:: THE EXERCISE ::
Across all the lines below, how many contain the string "author"? Please reply with the number only.

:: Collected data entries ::

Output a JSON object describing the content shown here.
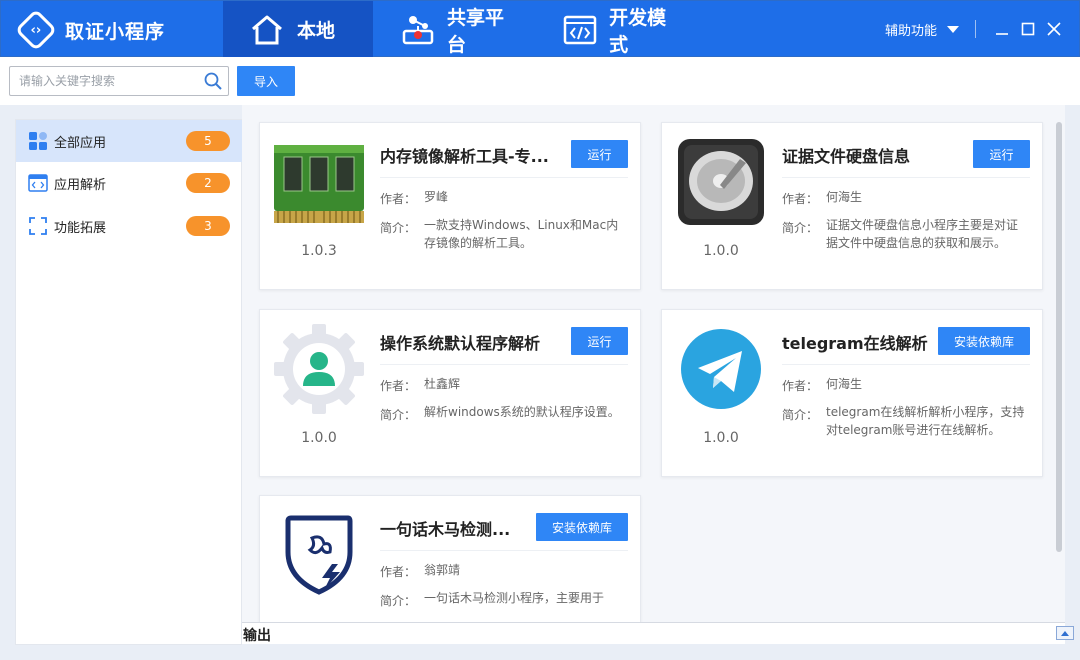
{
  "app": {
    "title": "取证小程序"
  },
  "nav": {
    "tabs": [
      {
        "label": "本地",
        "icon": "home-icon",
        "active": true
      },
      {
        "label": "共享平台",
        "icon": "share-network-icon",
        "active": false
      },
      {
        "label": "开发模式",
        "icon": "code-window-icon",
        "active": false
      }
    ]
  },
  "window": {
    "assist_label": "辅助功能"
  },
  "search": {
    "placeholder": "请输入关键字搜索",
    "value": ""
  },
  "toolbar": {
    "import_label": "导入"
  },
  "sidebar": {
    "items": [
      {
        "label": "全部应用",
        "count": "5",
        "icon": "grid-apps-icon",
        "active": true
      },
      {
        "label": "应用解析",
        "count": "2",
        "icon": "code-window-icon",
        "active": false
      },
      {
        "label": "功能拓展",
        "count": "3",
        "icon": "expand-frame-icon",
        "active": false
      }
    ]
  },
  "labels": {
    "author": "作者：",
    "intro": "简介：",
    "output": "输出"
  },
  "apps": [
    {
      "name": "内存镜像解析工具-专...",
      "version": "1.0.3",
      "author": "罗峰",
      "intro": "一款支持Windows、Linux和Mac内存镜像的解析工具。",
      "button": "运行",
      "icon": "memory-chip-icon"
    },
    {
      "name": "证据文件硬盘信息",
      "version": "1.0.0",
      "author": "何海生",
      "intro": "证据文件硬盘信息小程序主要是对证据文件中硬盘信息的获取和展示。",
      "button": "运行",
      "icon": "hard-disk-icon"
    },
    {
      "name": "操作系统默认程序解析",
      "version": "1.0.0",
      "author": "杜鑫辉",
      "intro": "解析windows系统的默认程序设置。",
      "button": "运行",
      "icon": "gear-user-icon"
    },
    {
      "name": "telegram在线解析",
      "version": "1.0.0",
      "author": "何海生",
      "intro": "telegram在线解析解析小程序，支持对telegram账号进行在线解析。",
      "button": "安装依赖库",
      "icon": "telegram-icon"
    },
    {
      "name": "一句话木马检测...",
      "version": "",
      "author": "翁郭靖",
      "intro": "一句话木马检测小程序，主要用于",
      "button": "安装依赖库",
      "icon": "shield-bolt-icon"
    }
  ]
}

* * *

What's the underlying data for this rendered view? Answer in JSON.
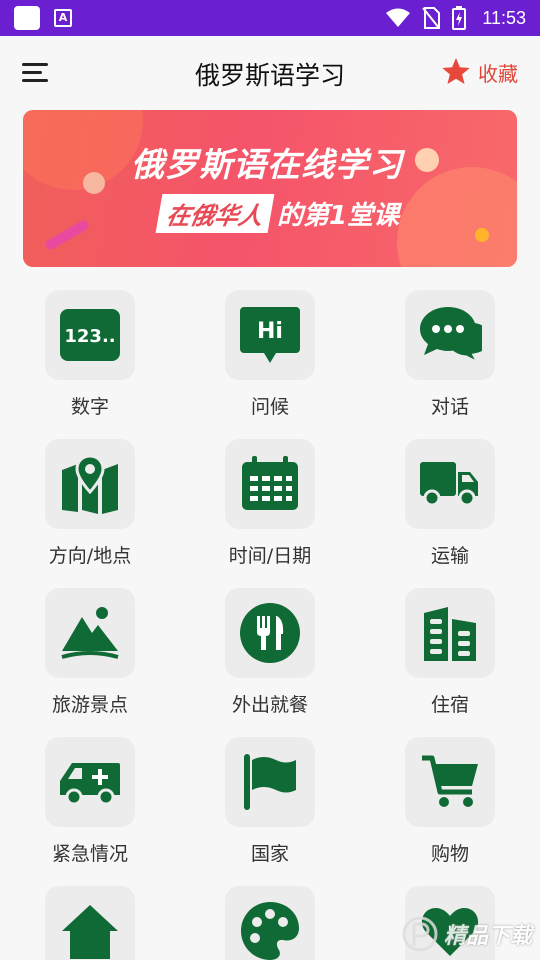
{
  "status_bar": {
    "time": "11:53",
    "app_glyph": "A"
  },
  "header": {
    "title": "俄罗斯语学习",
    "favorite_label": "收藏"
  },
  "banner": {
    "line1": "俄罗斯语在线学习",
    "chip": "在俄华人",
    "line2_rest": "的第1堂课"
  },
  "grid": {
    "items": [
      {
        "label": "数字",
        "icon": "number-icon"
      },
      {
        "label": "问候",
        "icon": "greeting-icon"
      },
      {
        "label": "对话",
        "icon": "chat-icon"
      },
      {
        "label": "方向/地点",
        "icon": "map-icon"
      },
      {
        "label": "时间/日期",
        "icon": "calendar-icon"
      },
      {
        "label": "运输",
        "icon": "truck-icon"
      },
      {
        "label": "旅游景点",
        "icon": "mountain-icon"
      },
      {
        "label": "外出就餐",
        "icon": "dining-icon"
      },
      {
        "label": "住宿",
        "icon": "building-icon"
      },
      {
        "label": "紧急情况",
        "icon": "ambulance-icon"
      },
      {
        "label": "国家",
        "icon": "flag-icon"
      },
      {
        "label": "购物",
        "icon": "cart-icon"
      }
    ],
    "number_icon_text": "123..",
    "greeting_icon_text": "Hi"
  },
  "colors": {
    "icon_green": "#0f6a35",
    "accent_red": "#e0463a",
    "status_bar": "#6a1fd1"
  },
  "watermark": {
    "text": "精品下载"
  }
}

:: OUTPUT FOR THIS TASK ::
6